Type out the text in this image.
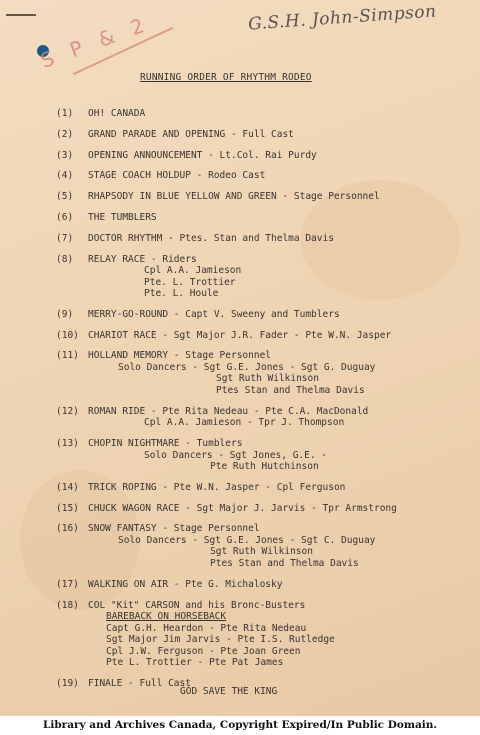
S P & 2	G.S.H. John-Simpson
RUNNING ORDER OF RHYTHM RODEO
(1)	OH! CANADA
(2)	GRAND PARADE AND OPENING - Full Cast
(3)	OPENING ANNOUNCEMENT - Lt.Col. Rai Purdy
(4)	STAGE COACH HOLDUP - Rodeo Cast
(5)	RHAPSODY IN BLUE YELLOW AND GREEN - Stage Personnel
(6)	THE TUMBLERS
(7)	DOCTOR RHYTHM - Ptes. Stan and Thelma Davis
(8)	RELAY RACE - Riders
Cpl A.A. Jamieson
Pte. L. Trottier
Pte. L. Houle
(9)	MERRY-GO-ROUND - Capt V. Sweeny and Tumblers
(10) CHARIOT RACE - Sgt Major J.R. Fader - Pte W.N. Jasper
(11) HOLLAND MEMORY - Stage Personnel
Solo Dancers - Sgt G.E. Jones - Sgt G. Duguay
Sgt Ruth Wilkinson
Ptes Stan and Thelma Davis
(12) ROMAN RIDE - Pte Rita Nedeau - Pte C.A. MacDonald
Cpl A.A. Jamieson - Tpr J. Thompson
(13) CHOPIN NIGHTMARE - Tumblers
Solo Dancers - Sgt Jones, G.E. -
Pte Ruth Hutchinson
(14) TRICK ROPING - Pte W.N. Jasper - Cpl Ferguson
(15) CHUCK WAGON RACE - Sgt Major J. Jarvis - Tpr Armstrong
(16) SNOW FANTASY - Stage Personnel
Solo Dancers - Sgt G.E. Jones - Sgt C. Duguay
Sgt Ruth Wilkinson
Ptes Stan and Thelma Davis
(17) WALKING ON AIR - Pte G. Michalosky
(18) COL "Kit" CARSON and his Bronc-Busters
BAREBACK ON HORSEBACK
Capt G.H. Heardon - Pte Rita Nedeau
Sgt Major Jim Jarvis - Pte I.S. Rutledge
Cpl J.W. Ferguson - Pte Joan Green
Pte L. Trottier - Pte Pat James
(19) FINALE - Full Cast
GOD SAVE THE KING
Library and Archives Canada, Copyright Expired/In Public Domain.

• YOUR INSTRUCTIONS: From the records given above, reproduce all text exactly and exclude each picture.

• TASK RESPONSE:
Type out the text in this image.
S P & 2	G.S.H. John-Simpson
RUNNING ORDER OF RHYTHM RODEO
(1)	OH! CANADA
(2)	GRAND PARADE AND OPENING - Full Cast
(3)	OPENING ANNOUNCEMENT - Lt.Col. Rai Purdy
(4)	STAGE COACH HOLDUP - Rodeo Cast
(5)	RHAPSODY IN BLUE YELLOW AND GREEN - Stage Personnel
(6)	THE TUMBLERS
(7)	DOCTOR RHYTHM - Ptes. Stan and Thelma Davis
(8)	RELAY RACE - Riders
Cpl A.A. Jamieson
Pte. L. Trottier
Pte. L. Houle
(9)	MERRY-GO-ROUND - Capt V. Sweeny and Tumblers
(10) CHARIOT RACE - Sgt Major J.R. Fader - Pte W.N. Jasper
(11) HOLLAND MEMORY - Stage Personnel
Solo Dancers - Sgt G.E. Jones - Sgt G. Duguay
Sgt Ruth Wilkinson
Ptes Stan and Thelma Davis
(12) ROMAN RIDE - Pte Rita Nedeau - Pte C.A. MacDonald
Cpl A.A. Jamieson - Tpr J. Thompson
(13) CHOPIN NIGHTMARE - Tumblers
Solo Dancers - Sgt Jones, G.E. -
Pte Ruth Hutchinson
(14) TRICK ROPING - Pte W.N. Jasper - Cpl Ferguson
(15) CHUCK WAGON RACE - Sgt Major J. Jarvis - Tpr Armstrong
(16) SNOW FANTASY - Stage Personnel
Solo Dancers - Sgt G.E. Jones - Sgt C. Duguay
Sgt Ruth Wilkinson
Ptes Stan and Thelma Davis
(17) WALKING ON AIR - Pte G. Michalosky
(18) COL "Kit" CARSON and his Bronc-Busters
BAREBACK ON HORSEBACK
Capt G.H. Heardon - Pte Rita Nedeau
Sgt Major Jim Jarvis - Pte I.S. Rutledge
Cpl J.W. Ferguson - Pte Joan Green
Pte L. Trottier - Pte Pat James
(19) FINALE - Full Cast
GOD SAVE THE KING
Library and Archives Canada, Copyright Expired/In Public Domain.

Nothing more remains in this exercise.